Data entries

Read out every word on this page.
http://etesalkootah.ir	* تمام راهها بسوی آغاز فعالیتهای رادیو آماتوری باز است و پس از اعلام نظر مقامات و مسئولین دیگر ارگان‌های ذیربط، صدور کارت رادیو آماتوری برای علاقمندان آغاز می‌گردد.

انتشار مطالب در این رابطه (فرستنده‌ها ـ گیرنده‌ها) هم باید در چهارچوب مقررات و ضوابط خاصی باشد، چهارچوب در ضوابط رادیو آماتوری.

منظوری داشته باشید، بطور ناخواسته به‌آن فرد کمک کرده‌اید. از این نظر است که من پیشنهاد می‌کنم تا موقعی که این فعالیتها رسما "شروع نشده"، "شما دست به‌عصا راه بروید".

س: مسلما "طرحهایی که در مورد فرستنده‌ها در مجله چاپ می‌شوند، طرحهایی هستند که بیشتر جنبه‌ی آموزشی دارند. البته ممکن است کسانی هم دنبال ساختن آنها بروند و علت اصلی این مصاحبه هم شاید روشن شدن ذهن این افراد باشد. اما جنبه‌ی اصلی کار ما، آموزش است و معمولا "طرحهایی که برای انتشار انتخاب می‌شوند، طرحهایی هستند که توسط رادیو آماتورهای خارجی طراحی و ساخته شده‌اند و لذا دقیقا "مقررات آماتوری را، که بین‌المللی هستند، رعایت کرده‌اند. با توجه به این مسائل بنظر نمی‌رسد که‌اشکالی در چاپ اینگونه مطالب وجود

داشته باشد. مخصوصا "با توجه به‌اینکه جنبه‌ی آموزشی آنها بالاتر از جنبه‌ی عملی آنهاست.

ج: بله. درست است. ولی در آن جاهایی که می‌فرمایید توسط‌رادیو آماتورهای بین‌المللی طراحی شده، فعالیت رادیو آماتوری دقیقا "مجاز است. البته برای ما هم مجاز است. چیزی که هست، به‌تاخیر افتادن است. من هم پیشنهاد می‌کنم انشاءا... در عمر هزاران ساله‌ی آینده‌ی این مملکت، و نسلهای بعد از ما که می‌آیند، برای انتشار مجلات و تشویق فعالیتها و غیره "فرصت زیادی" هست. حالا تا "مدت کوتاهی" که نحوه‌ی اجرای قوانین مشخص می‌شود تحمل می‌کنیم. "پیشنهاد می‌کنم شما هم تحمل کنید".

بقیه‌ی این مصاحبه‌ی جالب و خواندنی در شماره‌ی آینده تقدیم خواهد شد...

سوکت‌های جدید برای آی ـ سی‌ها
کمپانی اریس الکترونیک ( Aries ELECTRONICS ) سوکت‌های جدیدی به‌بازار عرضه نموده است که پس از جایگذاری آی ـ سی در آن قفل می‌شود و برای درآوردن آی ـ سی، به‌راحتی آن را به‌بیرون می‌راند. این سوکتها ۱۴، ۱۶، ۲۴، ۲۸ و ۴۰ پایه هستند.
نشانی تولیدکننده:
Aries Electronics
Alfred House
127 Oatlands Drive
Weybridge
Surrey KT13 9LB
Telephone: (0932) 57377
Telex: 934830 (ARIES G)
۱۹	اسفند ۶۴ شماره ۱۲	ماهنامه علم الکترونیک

STATED TASK: Quote the listing in full, please, keeping every line exact.

TASK RESULT:
Read out every word on this page.
http://etesalkootah.ir	* تمام راهها بسوی آغاز فعالیتهای رادیو آماتوری باز است و پس از اعلام نظر مقامات و مسئولین دیگر ارگان‌های ذیربط، صدور کارت رادیو آماتوری برای علاقمندان آغاز می‌گردد.

انتشار مطالب در این رابطه (فرستنده‌ها ـ گیرنده‌ها) هم باید در چهارچوب مقررات و ضوابط خاصی باشد، چهارچوب در ضوابط رادیو آماتوری.

منظوری داشته باشید، بطور ناخواسته به‌آن فرد کمک کرده‌اید. از این نظر است که من پیشنهاد می‌کنم تا موقعی که این فعالیتها رسما "شروع نشده"، "شما دست به‌عصا راه بروید".

س: مسلما "طرحهایی که در مورد فرستنده‌ها در مجله چاپ می‌شوند، طرحهایی هستند که بیشتر جنبه‌ی آموزشی دارند. البته ممکن است کسانی هم دنبال ساختن آنها بروند و علت اصلی این مصاحبه هم شاید روشن شدن ذهن این افراد باشد. اما جنبه‌ی اصلی کار ما، آموزش است و معمولا "طرحهایی که برای انتشار انتخاب می‌شوند، طرحهایی هستند که توسط رادیو آماتورهای خارجی طراحی و ساخته شده‌اند و لذا دقیقا "مقررات آماتوری را، که بین‌المللی هستند، رعایت کرده‌اند. با توجه به این مسائل بنظر نمی‌رسد که‌اشکالی در چاپ اینگونه مطالب وجود

داشته باشد. مخصوصا "با توجه به‌اینکه جنبه‌ی آموزشی آنها بالاتر از جنبه‌ی عملی آنهاست.

ج: بله. درست است. ولی در آن جاهایی که می‌فرمایید توسط‌رادیو آماتورهای بین‌المللی طراحی شده، فعالیت رادیو آماتوری دقیقا "مجاز است. البته برای ما هم مجاز است. چیزی که هست، به‌تاخیر افتادن است. من هم پیشنهاد می‌کنم انشاءا... در عمر هزاران ساله‌ی آینده‌ی این مملکت، و نسلهای بعد از ما که می‌آیند، برای انتشار مجلات و تشویق فعالیتها و غیره "فرصت زیادی" هست. حالا تا "مدت کوتاهی" که نحوه‌ی اجرای قوانین مشخص می‌شود تحمل می‌کنیم. "پیشنهاد می‌کنم شما هم تحمل کنید".

بقیه‌ی این مصاحبه‌ی جالب و خواندنی در شماره‌ی آینده تقدیم خواهد شد...

سوکت‌های جدید برای آی ـ سی‌ها
کمپانی اریس الکترونیک ( Aries ELECTRONICS ) سوکت‌های جدیدی به‌بازار عرضه نموده است که پس از جایگذاری آی ـ سی در آن قفل می‌شود و برای درآوردن آی ـ سی، به‌راحتی آن را به‌بیرون می‌راند. این سوکتها ۱۴، ۱۶، ۲۴، ۲۸ و ۴۰ پایه هستند.
نشانی تولیدکننده:
Aries Electronics
Alfred House
127 Oatlands Drive
Weybridge
Surrey KT13 9LB
Telephone: (0932) 57377
Telex: 934830 (ARIES G)
۱۹	اسفند ۶۴ شماره ۱۲	ماهنامه علم الکترونیک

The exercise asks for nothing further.